**INSTRUCTIONS FOR THE TASK:** Filter the entries and keep only the lines where the string "will" appears.

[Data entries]
┌──
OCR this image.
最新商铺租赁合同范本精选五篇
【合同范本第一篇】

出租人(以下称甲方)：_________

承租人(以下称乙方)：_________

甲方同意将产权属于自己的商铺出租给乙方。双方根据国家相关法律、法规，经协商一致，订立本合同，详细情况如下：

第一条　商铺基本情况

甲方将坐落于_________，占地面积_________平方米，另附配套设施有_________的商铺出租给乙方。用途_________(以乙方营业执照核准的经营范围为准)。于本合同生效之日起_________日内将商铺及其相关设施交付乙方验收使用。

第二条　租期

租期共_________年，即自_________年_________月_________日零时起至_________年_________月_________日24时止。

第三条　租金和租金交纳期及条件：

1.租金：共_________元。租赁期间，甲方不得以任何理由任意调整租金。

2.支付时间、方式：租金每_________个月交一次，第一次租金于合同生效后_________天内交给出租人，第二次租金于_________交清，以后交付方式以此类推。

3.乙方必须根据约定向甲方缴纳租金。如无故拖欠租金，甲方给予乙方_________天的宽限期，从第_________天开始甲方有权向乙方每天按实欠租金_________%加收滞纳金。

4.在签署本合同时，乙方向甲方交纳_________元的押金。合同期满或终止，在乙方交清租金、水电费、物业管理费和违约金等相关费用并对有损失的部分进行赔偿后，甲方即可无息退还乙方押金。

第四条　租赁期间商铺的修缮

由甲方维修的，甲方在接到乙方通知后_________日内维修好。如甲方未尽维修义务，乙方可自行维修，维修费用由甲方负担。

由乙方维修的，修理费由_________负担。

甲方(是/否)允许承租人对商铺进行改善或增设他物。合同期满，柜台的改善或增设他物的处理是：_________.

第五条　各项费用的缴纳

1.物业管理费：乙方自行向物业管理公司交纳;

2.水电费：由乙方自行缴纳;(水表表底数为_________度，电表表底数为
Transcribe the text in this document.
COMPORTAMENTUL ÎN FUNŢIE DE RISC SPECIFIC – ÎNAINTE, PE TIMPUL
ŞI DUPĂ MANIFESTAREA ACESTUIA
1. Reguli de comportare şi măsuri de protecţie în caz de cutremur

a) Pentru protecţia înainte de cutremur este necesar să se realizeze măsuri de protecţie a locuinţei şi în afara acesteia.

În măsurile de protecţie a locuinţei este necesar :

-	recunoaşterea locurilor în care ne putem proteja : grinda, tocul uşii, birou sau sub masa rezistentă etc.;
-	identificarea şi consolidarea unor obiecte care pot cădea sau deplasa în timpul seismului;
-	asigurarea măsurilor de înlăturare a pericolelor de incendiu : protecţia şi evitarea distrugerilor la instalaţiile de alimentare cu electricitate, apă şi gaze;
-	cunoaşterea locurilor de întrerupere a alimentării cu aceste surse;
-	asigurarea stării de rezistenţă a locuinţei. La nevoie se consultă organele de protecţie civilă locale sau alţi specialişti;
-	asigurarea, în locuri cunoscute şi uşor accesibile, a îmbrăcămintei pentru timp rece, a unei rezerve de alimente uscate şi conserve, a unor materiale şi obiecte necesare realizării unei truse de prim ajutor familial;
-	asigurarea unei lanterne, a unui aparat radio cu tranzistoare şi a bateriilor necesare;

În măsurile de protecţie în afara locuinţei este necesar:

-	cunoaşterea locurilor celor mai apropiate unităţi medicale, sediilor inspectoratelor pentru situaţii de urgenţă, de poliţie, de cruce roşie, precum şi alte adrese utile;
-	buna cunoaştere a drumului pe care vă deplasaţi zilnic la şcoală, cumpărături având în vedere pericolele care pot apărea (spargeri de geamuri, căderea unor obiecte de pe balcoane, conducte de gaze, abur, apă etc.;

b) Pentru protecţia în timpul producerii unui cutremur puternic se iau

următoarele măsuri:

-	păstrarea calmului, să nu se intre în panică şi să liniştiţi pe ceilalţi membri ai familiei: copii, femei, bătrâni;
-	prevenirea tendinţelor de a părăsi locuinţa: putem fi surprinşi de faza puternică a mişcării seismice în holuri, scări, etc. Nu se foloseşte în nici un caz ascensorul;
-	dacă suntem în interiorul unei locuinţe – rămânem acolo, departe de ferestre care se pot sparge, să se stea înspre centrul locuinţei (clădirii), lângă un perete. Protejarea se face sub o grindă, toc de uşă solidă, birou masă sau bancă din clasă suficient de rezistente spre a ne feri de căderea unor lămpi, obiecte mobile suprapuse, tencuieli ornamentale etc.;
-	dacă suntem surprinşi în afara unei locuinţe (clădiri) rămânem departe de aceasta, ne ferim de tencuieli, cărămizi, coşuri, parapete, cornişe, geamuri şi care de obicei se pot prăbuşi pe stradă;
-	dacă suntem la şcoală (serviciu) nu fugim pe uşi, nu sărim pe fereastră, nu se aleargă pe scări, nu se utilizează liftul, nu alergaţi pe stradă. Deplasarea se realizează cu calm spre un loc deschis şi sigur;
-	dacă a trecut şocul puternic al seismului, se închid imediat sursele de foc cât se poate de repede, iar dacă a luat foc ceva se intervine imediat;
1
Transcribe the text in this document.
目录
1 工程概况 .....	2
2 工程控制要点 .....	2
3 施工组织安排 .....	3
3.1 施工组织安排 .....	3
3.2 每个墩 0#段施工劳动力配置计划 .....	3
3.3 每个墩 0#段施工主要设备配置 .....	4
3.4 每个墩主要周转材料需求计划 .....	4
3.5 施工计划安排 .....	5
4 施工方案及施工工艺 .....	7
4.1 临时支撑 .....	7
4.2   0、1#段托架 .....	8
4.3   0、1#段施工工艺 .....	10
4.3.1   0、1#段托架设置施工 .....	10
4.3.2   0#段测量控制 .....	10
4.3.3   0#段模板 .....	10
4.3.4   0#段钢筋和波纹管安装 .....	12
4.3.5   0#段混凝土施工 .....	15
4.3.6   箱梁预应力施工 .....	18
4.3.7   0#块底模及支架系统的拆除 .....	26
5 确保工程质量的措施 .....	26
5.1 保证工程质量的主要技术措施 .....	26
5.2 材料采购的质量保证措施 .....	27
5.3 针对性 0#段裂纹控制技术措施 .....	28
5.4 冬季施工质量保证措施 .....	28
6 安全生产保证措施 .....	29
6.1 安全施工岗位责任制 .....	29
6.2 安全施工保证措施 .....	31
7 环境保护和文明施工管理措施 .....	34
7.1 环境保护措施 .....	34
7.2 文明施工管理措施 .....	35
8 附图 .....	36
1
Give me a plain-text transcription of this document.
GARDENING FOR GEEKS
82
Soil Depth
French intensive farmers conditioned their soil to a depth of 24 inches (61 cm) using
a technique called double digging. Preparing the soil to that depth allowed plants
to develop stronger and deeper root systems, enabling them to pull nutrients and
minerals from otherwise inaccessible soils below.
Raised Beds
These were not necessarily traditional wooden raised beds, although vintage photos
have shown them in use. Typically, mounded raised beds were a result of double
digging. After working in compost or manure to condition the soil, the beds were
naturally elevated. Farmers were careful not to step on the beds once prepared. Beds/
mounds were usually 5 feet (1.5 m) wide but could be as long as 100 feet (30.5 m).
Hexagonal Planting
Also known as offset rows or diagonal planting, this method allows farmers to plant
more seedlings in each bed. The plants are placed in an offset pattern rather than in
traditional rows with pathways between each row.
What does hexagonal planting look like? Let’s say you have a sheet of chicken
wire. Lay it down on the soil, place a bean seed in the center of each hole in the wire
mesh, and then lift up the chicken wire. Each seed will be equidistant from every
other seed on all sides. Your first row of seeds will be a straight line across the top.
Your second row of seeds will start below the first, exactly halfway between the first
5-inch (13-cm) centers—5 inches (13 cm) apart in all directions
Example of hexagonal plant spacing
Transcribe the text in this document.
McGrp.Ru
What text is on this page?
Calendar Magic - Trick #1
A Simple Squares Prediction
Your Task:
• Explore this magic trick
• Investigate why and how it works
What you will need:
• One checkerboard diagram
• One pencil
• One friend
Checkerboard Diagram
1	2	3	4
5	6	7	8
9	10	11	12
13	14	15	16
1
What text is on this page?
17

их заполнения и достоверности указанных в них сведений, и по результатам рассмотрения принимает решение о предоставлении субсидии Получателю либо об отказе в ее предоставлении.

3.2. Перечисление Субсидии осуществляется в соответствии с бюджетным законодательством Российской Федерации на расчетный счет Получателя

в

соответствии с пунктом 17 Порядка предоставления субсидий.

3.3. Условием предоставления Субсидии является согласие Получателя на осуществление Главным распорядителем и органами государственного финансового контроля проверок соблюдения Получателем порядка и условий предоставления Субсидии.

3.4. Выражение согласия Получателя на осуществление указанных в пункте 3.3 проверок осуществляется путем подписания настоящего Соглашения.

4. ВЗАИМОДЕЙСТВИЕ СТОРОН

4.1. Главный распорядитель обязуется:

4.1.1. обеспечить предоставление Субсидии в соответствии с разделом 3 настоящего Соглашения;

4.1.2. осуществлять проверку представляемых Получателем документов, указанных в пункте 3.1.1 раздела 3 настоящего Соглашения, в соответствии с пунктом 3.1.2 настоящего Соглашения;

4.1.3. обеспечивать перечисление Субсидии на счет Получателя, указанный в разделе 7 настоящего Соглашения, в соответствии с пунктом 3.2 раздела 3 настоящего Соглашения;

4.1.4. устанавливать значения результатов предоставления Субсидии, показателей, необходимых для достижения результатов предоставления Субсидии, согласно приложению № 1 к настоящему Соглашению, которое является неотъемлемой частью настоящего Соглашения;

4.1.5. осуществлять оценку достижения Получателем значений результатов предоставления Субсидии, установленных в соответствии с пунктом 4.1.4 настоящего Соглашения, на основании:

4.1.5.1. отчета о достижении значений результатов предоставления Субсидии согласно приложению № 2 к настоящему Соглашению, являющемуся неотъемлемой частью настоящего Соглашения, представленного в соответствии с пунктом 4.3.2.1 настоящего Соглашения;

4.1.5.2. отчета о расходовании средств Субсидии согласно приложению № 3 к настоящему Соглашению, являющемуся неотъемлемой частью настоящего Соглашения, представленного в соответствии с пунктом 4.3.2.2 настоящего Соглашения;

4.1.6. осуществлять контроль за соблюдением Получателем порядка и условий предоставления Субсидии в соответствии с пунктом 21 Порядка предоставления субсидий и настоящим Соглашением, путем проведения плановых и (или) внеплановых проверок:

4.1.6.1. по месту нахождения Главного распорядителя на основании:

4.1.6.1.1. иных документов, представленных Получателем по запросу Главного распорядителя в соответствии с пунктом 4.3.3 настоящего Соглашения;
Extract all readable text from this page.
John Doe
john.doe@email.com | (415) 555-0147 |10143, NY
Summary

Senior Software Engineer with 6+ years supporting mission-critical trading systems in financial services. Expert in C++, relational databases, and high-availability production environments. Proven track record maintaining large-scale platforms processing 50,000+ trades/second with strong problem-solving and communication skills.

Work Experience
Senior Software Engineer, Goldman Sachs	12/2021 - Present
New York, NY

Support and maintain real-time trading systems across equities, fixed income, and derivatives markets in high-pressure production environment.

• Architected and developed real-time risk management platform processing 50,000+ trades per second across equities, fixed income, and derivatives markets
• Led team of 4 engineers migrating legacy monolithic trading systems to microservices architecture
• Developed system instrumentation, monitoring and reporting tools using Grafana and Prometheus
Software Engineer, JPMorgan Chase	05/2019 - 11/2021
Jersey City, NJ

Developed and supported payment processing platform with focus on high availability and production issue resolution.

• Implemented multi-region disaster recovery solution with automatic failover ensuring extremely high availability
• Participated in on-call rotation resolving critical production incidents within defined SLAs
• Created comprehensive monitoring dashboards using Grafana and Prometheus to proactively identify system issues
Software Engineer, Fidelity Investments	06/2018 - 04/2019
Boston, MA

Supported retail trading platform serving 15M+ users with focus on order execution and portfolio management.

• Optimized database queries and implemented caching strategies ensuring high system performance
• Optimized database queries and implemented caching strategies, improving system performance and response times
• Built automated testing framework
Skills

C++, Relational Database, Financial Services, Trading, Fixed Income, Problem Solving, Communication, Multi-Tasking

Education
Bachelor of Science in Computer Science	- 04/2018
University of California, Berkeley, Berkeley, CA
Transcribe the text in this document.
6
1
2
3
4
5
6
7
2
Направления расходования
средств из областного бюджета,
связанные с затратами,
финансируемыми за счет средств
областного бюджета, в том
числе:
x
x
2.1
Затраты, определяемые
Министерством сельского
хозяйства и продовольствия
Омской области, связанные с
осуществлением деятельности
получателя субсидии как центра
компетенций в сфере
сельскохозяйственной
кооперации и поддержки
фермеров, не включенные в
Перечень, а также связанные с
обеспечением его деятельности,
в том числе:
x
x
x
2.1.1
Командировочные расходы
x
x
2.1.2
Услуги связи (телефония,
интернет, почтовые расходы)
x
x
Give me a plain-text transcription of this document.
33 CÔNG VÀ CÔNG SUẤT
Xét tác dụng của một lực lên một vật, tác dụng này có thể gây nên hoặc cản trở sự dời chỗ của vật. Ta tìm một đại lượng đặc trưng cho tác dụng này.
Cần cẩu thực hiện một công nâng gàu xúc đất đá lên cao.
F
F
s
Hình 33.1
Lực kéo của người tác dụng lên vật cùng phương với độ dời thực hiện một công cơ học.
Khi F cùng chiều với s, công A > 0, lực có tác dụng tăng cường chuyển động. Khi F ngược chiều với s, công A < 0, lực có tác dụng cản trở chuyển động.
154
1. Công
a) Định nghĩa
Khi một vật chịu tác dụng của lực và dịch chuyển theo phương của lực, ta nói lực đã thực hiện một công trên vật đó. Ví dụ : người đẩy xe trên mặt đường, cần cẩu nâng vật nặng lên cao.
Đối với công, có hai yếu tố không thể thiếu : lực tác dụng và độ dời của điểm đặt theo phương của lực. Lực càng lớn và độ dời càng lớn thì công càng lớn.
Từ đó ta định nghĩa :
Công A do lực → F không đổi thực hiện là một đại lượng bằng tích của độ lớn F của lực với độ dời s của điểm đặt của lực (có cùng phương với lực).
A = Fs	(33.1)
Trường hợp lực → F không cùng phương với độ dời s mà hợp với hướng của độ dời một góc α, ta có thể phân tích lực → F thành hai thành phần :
└──
**WRITTEN SOLUTION:**
mesh, and then lift up the chicken wire. Each seed will be equidistant from every
other seed on all sides. Your first row of seeds will be a straight line across the top.
Your second row of seeds will start below the first, exactly halfway between the first
What you will need:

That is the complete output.